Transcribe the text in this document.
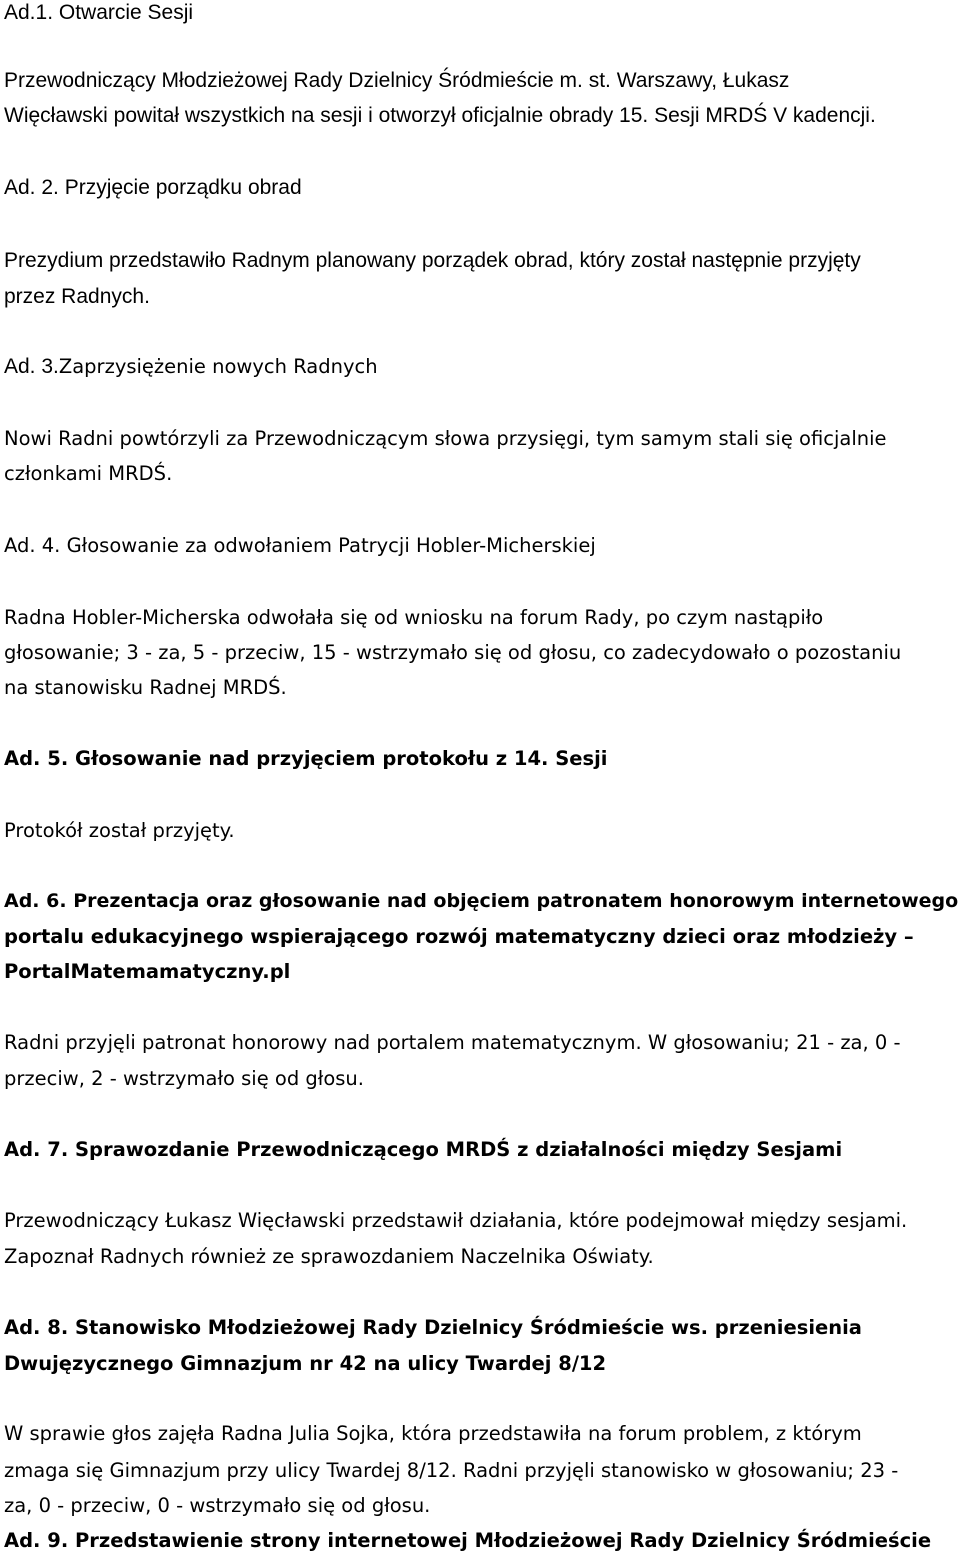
Ad.1. Otwarcie Sesji
Przewodniczący Młodzieżowej Rady Dzielnicy Śródmieście m. st. Warszawy, Łukasz
Więcławski powitał wszystkich na sesji i otworzył oficjalnie obrady 15. Sesji MRDŚ V kadencji.
Ad. 2. Przyjęcie porządku obrad
Prezydium przedstawiło Radnym planowany porządek obrad, który został następnie przyjęty
przez Radnych.
Ad. 3. Zaprzysiężenie nowych Radnych
Nowi Radni powtórzyli za Przewodniczącym słowa przysięgi, tym samym stali się oficjalnie
członkami MRDŚ.
Ad. 4. Głosowanie za odwołaniem Patrycji Hobler-Micherskiej
Radna Hobler-Micherska odwołała się od wniosku na forum Rady, po czym nastąpiło
głosowanie; 3 - za, 5 - przeciw, 15 - wstrzymało się od głosu, co zadecydowało o pozostaniu
na stanowisku Radnej MRDŚ.
Ad. 5. Głosowanie nad przyjęciem protokołu z 14. Sesji
Protokół został przyjęty.
Ad. 6. Prezentacja oraz głosowanie nad objęciem patronatem honorowym internetowego
portalu edukacyjnego wspierającego rozwój matematyczny dzieci oraz młodzieży –
PortalMatemamatyczny.pl
Radni przyjęli patronat honorowy nad portalem matematycznym. W głosowaniu; 21 - za, 0 -
przeciw, 2 - wstrzymało się od głosu.
Ad. 7. Sprawozdanie Przewodniczącego MRDŚ z działalności między Sesjami
Przewodniczący Łukasz Więcławski przedstawił działania, które podejmował między sesjami.
Zapoznał Radnych również ze sprawozdaniem Naczelnika Oświaty.
Ad. 8. Stanowisko Młodzieżowej Rady Dzielnicy Śródmieście ws. przeniesienia
Dwujęzycznego Gimnazjum nr 42 na ulicy Twardej 8/12
W sprawie głos zajęła Radna Julia Sojka, która przedstawiła na forum problem, z którym
zmaga się Gimnazjum przy ulicy Twardej 8/12. Radni przyjęli stanowisko w głosowaniu; 23 -
za, 0 - przeciw, 0 - wstrzymało się od głosu.
Ad. 9. Przedstawienie strony internetowej Młodzieżowej Rady Dzielnicy Śródmieście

Problem statement: Repeat the entries exactly. Pictures are excluded from the copy.

Exercise solution:
Transcribe the text in this document.
Ad.1. Otwarcie Sesji
Przewodniczący Młodzieżowej Rady Dzielnicy Śródmieście m. st. Warszawy, Łukasz
Więcławski powitał wszystkich na sesji i otworzył oficjalnie obrady 15. Sesji MRDŚ V kadencji.
Ad. 2. Przyjęcie porządku obrad
Prezydium przedstawiło Radnym planowany porządek obrad, który został następnie przyjęty
przez Radnych.
Ad. 3. Zaprzysiężenie nowych Radnych
Nowi Radni powtórzyli za Przewodniczącym słowa przysięgi, tym samym stali się oficjalnie
członkami MRDŚ.
Ad. 4. Głosowanie za odwołaniem Patrycji Hobler-Micherskiej
Radna Hobler-Micherska odwołała się od wniosku na forum Rady, po czym nastąpiło
głosowanie; 3 - za, 5 - przeciw, 15 - wstrzymało się od głosu, co zadecydowało o pozostaniu
na stanowisku Radnej MRDŚ.
Ad. 5. Głosowanie nad przyjęciem protokołu z 14. Sesji
Protokół został przyjęty.
Ad. 6. Prezentacja oraz głosowanie nad objęciem patronatem honorowym internetowego
portalu edukacyjnego wspierającego rozwój matematyczny dzieci oraz młodzieży –
PortalMatemamatyczny.pl
Radni przyjęli patronat honorowy nad portalem matematycznym. W głosowaniu; 21 - za, 0 -
przeciw, 2 - wstrzymało się od głosu.
Ad. 7. Sprawozdanie Przewodniczącego MRDŚ z działalności między Sesjami
Przewodniczący Łukasz Więcławski przedstawił działania, które podejmował między sesjami.
Zapoznał Radnych również ze sprawozdaniem Naczelnika Oświaty.
Ad. 8. Stanowisko Młodzieżowej Rady Dzielnicy Śródmieście ws. przeniesienia
Dwujęzycznego Gimnazjum nr 42 na ulicy Twardej 8/12
W sprawie głos zajęła Radna Julia Sojka, która przedstawiła na forum problem, z którym
zmaga się Gimnazjum przy ulicy Twardej 8/12. Radni przyjęli stanowisko w głosowaniu; 23 -
za, 0 - przeciw, 0 - wstrzymało się od głosu.
Ad. 9. Przedstawienie strony internetowej Młodzieżowej Rady Dzielnicy Śródmieście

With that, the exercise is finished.